What is expected :: Please echo the lines below word for word, starting at the very first line and ending at the line that contains "x-tick-label: 800: [395, 430, 427, 451]", including both ends.
>> START Data to process
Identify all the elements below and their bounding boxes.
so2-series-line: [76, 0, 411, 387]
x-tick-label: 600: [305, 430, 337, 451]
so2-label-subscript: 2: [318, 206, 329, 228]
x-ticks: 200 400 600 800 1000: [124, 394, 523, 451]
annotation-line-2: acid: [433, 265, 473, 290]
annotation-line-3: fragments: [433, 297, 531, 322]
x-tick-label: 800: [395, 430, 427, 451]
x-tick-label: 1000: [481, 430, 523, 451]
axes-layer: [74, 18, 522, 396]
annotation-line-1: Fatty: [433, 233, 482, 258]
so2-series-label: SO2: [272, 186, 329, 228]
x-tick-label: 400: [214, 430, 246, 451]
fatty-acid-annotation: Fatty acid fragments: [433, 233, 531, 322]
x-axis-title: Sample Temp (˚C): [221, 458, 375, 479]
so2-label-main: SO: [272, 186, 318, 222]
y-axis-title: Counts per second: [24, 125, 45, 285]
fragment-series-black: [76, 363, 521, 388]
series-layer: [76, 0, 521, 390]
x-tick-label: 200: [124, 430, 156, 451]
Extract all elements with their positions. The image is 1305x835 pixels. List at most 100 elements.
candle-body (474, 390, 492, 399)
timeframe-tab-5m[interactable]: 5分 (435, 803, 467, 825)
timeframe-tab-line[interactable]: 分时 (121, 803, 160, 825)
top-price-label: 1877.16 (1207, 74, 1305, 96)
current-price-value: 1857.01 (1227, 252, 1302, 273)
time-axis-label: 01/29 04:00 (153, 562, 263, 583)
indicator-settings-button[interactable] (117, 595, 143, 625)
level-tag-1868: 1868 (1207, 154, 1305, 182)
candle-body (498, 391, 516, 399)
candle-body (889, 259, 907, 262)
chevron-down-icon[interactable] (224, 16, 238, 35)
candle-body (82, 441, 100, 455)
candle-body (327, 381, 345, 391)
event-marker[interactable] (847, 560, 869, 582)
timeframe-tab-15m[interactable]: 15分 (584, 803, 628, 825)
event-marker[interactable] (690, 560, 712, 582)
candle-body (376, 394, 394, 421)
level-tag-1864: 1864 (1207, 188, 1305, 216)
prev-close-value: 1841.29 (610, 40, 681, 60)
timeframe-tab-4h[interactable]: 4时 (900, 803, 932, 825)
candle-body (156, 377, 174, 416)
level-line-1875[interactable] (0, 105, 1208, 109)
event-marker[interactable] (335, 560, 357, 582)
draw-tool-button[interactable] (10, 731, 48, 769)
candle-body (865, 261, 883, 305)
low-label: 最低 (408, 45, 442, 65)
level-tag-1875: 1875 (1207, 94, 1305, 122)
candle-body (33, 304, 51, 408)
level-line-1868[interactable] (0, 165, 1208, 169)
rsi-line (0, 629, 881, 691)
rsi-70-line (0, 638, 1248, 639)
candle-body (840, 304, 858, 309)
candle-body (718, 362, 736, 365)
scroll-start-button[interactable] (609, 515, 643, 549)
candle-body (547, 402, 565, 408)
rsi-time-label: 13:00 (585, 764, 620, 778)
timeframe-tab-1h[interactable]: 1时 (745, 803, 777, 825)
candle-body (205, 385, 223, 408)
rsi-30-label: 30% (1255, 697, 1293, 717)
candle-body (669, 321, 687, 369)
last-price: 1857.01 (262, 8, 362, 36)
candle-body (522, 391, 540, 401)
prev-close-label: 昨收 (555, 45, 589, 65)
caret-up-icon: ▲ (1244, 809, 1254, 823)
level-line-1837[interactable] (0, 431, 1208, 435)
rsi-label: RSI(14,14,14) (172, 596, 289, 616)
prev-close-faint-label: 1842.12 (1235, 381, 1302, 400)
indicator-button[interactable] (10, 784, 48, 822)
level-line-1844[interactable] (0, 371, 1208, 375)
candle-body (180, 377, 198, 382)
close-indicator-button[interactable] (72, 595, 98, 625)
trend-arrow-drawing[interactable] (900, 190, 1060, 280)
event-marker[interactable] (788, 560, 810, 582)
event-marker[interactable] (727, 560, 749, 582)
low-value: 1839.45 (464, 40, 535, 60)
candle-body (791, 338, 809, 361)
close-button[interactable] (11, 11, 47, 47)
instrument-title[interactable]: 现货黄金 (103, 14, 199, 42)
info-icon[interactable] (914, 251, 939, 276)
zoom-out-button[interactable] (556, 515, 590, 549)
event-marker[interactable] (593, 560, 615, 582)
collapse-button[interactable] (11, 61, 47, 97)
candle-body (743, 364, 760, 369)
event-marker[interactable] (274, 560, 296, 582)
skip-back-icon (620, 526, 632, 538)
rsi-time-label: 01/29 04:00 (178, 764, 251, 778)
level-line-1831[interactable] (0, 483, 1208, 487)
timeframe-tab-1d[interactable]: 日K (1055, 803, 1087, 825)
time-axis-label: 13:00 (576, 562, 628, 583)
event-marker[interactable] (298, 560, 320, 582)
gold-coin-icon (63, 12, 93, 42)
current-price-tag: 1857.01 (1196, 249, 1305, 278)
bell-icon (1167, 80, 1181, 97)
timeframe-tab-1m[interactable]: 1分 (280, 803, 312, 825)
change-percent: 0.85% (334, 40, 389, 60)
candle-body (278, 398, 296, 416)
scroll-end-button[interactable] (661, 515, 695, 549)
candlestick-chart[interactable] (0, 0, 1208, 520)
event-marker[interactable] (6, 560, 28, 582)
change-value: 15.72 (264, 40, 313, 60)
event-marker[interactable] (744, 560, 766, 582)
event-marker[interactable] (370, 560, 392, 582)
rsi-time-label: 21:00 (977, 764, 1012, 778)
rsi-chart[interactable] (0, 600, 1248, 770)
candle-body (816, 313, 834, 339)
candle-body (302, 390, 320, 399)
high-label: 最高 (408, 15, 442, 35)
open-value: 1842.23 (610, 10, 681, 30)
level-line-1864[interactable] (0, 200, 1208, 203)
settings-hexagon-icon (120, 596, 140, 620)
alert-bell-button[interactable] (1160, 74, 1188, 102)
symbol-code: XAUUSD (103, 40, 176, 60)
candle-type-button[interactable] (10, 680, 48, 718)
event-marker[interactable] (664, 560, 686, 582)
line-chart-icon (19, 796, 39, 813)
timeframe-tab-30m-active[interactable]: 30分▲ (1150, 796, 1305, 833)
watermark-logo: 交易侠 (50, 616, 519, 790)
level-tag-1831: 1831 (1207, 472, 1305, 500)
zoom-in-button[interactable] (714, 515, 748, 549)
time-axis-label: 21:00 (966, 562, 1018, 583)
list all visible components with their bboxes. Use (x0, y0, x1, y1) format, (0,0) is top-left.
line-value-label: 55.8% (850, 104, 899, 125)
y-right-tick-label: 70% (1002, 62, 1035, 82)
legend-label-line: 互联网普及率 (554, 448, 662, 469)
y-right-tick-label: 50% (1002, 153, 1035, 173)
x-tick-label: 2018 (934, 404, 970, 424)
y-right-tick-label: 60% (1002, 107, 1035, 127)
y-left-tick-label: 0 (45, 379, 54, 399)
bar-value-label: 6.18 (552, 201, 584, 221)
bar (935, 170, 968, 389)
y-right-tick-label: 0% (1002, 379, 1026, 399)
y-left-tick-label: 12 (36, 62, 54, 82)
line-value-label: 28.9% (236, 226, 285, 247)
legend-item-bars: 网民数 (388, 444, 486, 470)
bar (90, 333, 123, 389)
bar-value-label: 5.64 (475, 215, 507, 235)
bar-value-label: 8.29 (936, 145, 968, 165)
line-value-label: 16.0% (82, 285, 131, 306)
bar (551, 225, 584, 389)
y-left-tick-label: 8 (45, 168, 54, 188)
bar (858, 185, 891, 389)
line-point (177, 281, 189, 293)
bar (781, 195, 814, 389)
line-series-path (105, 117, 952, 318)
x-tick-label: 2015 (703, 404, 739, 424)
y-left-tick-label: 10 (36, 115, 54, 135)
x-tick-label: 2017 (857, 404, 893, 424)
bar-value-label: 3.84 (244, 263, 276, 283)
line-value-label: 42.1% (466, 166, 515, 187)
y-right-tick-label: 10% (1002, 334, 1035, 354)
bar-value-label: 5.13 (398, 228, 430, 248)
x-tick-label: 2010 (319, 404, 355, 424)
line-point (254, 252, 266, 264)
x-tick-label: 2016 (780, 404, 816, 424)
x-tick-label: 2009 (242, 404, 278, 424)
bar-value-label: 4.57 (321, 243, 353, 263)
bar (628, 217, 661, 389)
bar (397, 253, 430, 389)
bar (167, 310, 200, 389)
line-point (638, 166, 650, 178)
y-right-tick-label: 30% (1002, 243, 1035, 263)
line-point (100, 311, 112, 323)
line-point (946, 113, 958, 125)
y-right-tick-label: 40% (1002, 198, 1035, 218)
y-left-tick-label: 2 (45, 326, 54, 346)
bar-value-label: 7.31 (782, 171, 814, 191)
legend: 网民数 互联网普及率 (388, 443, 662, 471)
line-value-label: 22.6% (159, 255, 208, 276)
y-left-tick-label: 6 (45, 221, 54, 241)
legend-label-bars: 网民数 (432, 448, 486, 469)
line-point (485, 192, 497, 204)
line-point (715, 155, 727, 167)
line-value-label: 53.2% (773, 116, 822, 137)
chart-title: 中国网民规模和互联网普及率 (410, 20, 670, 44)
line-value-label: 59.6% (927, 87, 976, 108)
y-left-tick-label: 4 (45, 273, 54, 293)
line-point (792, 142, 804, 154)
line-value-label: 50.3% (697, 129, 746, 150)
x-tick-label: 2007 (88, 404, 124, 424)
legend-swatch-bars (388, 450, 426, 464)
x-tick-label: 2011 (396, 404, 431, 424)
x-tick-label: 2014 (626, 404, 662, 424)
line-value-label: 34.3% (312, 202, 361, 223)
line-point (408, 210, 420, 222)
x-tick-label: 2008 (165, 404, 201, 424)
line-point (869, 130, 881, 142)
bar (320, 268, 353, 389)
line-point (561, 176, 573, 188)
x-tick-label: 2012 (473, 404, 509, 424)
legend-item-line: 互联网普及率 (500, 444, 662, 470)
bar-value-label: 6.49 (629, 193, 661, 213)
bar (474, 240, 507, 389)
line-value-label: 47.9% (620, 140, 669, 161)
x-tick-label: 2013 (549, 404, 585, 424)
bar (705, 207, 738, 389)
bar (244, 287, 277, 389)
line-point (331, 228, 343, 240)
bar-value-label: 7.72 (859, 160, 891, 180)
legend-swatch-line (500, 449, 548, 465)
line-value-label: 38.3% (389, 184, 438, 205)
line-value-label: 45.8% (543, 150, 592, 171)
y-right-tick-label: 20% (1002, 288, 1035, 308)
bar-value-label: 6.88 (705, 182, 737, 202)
>> END Data to process
Solution to this problem ::
Identify all the elements below and their bounding boxes.
so2-series-line: [76, 0, 411, 387]
x-tick-label: 600: [305, 430, 337, 451]
so2-label-subscript: 2: [318, 206, 329, 228]
x-ticks: 200 400 600 800 1000: [124, 394, 523, 451]
annotation-line-2: acid: [433, 265, 473, 290]
annotation-line-3: fragments: [433, 297, 531, 322]
x-tick-label: 800: [395, 430, 427, 451]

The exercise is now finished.